• **Objective**:
Transcribe the listing verbatim. Do not carry over any pictures.

════════

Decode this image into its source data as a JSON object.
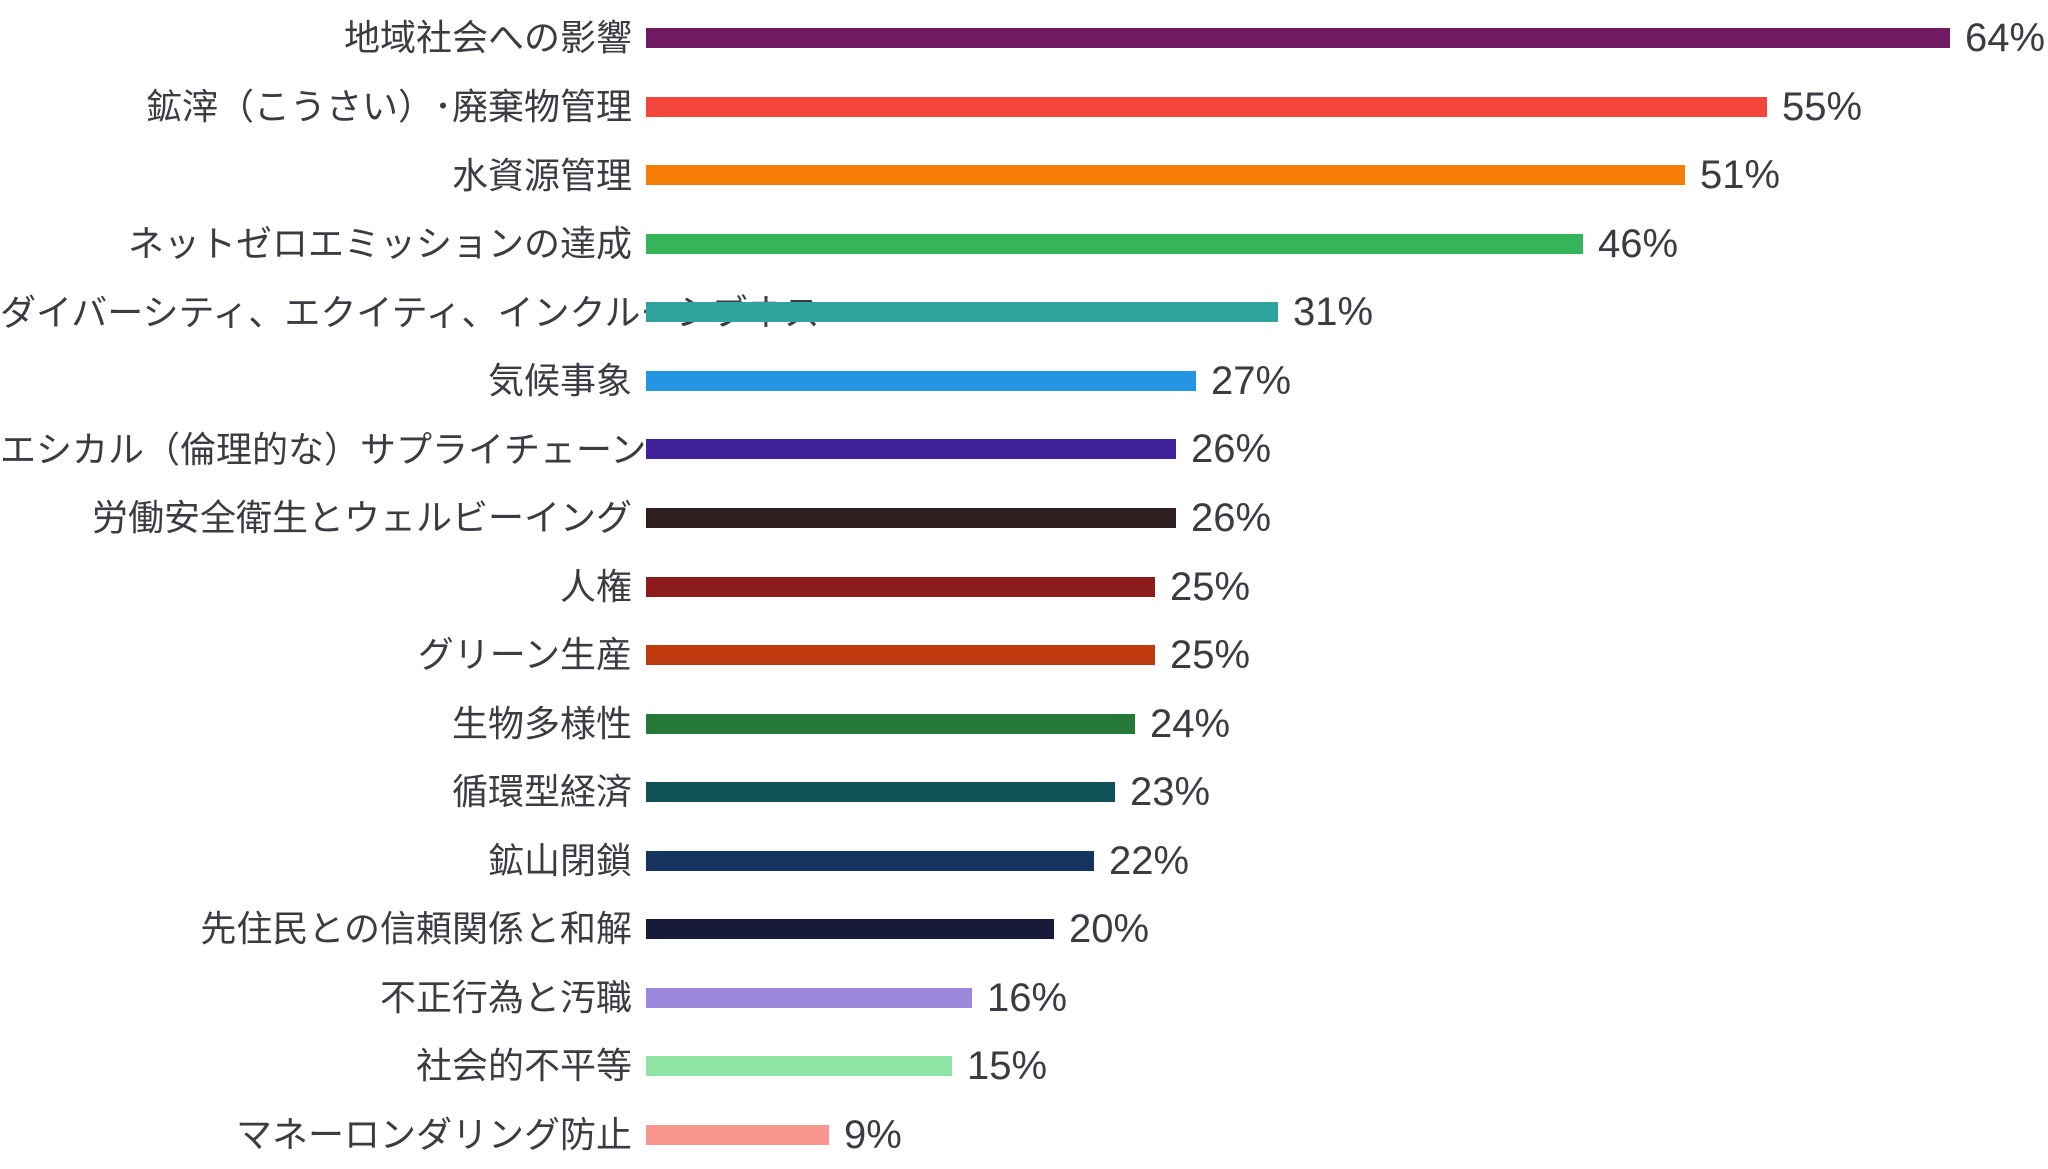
{
  "page": {
    "background": "#ffffff",
    "text_color": "#3b3b43"
  },
  "chart_data": {
    "type": "bar",
    "orientation": "horizontal",
    "title": "",
    "xlabel": "",
    "ylabel": "",
    "xlim": [
      0,
      64
    ],
    "grid": false,
    "legend": false,
    "value_label_position": "end-of-bar",
    "categories": [
      "地域社会への影響",
      "鉱滓（こうさい）･廃棄物管理",
      "水資源管理",
      "ネットゼロエミッションの達成",
      "ダイバーシティ、エクイティ、インクルーシブネス",
      "気候事象",
      "エシカル（倫理的な）サプライチェーン",
      "労働安全衛生とウェルビーイング",
      "人権",
      "グリーン生産",
      "生物多様性",
      "循環型経済",
      "鉱山閉鎖",
      "先住民との信頼関係と和解",
      "不正行為と汚職",
      "社会的不平等",
      "マネーロンダリング防止"
    ],
    "values": [
      64,
      55,
      51,
      46,
      31,
      27,
      26,
      26,
      25,
      25,
      24,
      23,
      22,
      20,
      16,
      15,
      9
    ],
    "value_labels": [
      "64%",
      "55%",
      "51%",
      "46%",
      "31%",
      "27%",
      "26%",
      "26%",
      "25%",
      "25%",
      "24%",
      "23%",
      "22%",
      "20%",
      "16%",
      "15%",
      "9%"
    ],
    "bar_colors": [
      "#701a64",
      "#f4453c",
      "#f57d05",
      "#36b45a",
      "#2fa39e",
      "#2395e2",
      "#41209b",
      "#2f1e20",
      "#8c1c1c",
      "#c03a10",
      "#27793a",
      "#0f5359",
      "#14335f",
      "#171b39",
      "#9b87dc",
      "#90e5a5",
      "#f8968f"
    ]
  }
}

════════

• **Final result**:
Decode this image into its source data as a JSON object.
{
  "page": {
    "background": "#ffffff",
    "text_color": "#3b3b43"
  },
  "chart_data": {
    "type": "bar",
    "orientation": "horizontal",
    "title": "",
    "xlabel": "",
    "ylabel": "",
    "xlim": [
      0,
      64
    ],
    "grid": false,
    "legend": false,
    "value_label_position": "end-of-bar",
    "categories": [
      "地域社会への影響",
      "鉱滓（こうさい）･廃棄物管理",
      "水資源管理",
      "ネットゼロエミッションの達成",
      "ダイバーシティ、エクイティ、インクルーシブネス",
      "気候事象",
      "エシカル（倫理的な）サプライチェーン",
      "労働安全衛生とウェルビーイング",
      "人権",
      "グリーン生産",
      "生物多様性",
      "循環型経済",
      "鉱山閉鎖",
      "先住民との信頼関係と和解",
      "不正行為と汚職",
      "社会的不平等",
      "マネーロンダリング防止"
    ],
    "values": [
      64,
      55,
      51,
      46,
      31,
      27,
      26,
      26,
      25,
      25,
      24,
      23,
      22,
      20,
      16,
      15,
      9
    ],
    "value_labels": [
      "64%",
      "55%",
      "51%",
      "46%",
      "31%",
      "27%",
      "26%",
      "26%",
      "25%",
      "25%",
      "24%",
      "23%",
      "22%",
      "20%",
      "16%",
      "15%",
      "9%"
    ],
    "bar_colors": [
      "#701a64",
      "#f4453c",
      "#f57d05",
      "#36b45a",
      "#2fa39e",
      "#2395e2",
      "#41209b",
      "#2f1e20",
      "#8c1c1c",
      "#c03a10",
      "#27793a",
      "#0f5359",
      "#14335f",
      "#171b39",
      "#9b87dc",
      "#90e5a5",
      "#f8968f"
    ]
  }
}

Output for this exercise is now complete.